§ **Records from a collection**:

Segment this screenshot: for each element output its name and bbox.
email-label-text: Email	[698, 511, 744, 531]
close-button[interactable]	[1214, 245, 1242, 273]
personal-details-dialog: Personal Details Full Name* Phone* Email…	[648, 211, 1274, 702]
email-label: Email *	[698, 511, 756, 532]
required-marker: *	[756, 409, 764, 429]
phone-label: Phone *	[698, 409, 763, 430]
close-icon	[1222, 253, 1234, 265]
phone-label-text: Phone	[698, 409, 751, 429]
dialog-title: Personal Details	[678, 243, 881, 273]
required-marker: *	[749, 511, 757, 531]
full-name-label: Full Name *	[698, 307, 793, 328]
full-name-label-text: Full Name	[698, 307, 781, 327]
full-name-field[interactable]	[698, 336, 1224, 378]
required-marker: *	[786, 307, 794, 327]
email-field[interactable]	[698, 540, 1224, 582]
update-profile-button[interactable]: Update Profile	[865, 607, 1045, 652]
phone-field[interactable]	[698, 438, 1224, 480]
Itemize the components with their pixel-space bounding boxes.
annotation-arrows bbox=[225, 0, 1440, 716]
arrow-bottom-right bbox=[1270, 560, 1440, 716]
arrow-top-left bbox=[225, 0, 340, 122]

§ **What the task requires**:
Return every line of the material above that contains the string "field".

§ **Written solution**:
full-name-field[interactable]	[698, 336, 1224, 378]
email-field[interactable]	[698, 540, 1224, 582]
phone-field[interactable]	[698, 438, 1224, 480]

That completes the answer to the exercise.